* _Raw data_
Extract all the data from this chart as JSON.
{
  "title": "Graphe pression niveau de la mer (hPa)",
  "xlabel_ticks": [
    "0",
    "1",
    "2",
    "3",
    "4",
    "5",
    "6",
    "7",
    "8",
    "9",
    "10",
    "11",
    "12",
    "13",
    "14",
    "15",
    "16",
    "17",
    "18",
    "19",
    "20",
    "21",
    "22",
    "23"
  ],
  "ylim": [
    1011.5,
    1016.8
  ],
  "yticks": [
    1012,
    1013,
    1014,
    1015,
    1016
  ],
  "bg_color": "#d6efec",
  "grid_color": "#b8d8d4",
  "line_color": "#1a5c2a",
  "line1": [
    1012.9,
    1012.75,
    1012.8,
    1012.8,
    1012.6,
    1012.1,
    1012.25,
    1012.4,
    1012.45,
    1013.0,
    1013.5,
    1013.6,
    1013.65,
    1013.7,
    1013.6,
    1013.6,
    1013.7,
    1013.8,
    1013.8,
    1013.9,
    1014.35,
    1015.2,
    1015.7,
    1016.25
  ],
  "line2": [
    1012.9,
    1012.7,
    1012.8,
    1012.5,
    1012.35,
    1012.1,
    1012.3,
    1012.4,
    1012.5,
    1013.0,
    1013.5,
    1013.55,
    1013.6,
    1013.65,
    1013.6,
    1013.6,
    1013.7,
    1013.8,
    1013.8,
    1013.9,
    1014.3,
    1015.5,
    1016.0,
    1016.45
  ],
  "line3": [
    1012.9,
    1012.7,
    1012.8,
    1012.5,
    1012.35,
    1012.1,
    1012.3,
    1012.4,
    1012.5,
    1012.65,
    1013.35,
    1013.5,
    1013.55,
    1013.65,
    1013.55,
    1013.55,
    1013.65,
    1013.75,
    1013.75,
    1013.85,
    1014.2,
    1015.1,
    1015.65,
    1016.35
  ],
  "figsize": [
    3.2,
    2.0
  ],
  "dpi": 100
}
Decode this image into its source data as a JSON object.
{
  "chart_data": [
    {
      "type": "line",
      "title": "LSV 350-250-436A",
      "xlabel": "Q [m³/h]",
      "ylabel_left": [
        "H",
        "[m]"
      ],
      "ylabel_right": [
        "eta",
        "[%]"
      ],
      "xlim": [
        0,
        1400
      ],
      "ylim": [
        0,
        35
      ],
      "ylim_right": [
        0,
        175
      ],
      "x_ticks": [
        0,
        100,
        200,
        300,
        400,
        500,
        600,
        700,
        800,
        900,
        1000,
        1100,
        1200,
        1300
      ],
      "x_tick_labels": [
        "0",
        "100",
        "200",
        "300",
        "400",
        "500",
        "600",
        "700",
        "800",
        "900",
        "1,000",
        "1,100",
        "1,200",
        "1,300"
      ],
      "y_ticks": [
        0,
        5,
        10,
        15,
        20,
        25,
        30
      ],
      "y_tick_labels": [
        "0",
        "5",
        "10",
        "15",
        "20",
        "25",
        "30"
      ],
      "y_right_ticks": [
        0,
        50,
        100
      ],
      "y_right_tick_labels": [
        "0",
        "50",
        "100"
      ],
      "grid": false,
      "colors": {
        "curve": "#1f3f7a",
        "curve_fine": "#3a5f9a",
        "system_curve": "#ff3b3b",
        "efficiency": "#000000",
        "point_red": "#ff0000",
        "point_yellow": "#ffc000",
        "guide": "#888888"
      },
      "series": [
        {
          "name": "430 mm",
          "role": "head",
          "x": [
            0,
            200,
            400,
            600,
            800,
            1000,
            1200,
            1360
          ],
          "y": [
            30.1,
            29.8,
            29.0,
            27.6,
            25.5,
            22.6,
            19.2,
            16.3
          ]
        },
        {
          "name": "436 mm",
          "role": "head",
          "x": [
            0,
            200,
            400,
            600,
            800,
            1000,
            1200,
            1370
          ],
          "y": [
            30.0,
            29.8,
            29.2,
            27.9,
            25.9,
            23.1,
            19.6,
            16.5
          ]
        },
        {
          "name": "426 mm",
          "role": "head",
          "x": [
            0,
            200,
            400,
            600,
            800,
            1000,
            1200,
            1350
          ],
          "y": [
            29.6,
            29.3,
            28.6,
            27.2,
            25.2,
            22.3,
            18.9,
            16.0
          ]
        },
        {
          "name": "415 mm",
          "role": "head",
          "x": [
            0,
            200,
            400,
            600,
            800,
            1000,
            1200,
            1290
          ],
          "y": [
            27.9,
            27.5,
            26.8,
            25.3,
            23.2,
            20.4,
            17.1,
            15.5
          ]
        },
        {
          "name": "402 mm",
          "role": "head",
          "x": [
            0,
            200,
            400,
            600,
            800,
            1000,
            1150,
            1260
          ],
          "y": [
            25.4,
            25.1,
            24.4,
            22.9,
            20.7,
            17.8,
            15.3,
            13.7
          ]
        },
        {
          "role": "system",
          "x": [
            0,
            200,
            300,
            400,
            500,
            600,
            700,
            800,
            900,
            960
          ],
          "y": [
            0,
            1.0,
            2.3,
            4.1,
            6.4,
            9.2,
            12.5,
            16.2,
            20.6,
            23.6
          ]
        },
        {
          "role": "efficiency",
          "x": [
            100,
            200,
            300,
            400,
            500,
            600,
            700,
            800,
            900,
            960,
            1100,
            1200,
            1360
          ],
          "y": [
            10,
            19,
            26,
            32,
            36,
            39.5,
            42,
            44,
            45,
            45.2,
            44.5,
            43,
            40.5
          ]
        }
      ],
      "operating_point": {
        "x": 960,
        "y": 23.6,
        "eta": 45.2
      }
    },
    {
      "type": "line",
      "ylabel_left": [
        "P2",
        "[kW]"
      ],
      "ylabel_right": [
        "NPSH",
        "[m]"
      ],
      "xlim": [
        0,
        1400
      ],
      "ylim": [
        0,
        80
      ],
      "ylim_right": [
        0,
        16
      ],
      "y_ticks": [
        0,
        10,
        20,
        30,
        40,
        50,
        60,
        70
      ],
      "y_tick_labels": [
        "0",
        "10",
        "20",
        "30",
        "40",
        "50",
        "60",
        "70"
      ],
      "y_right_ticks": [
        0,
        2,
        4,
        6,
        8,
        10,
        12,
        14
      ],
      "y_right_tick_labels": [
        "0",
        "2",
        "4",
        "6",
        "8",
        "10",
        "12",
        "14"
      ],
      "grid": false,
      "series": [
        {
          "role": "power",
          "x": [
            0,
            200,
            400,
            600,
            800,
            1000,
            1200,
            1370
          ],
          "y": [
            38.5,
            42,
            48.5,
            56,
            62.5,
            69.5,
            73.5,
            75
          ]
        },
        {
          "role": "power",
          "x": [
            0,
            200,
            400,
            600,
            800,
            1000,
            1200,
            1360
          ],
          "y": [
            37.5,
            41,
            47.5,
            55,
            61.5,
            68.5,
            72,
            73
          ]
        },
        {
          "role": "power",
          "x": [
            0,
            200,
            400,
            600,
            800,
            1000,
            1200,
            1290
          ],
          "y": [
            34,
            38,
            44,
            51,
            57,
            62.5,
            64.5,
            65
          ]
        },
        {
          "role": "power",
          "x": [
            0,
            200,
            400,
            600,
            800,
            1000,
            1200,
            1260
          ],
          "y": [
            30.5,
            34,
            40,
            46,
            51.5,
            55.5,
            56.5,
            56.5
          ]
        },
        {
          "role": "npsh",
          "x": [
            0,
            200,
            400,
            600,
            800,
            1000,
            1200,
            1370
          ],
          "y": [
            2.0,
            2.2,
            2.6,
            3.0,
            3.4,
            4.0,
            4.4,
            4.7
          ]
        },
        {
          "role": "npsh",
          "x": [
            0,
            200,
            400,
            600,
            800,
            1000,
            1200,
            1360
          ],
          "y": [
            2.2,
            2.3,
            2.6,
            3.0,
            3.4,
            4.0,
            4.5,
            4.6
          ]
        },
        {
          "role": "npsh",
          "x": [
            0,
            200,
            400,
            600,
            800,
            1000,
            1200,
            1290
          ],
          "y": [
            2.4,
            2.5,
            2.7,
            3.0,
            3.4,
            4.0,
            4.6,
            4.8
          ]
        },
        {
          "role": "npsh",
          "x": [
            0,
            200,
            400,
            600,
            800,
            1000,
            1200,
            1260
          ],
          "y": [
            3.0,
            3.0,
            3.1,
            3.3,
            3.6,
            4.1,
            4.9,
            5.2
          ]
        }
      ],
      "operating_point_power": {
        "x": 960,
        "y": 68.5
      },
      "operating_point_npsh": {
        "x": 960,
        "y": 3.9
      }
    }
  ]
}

* _Exercise_
Which lines contain the word "title"? Return each of them.

* _Output for this exercise_
  "title": "Graphe pression niveau de la mer (hPa)",
      "title": "LSV 350-250-436A",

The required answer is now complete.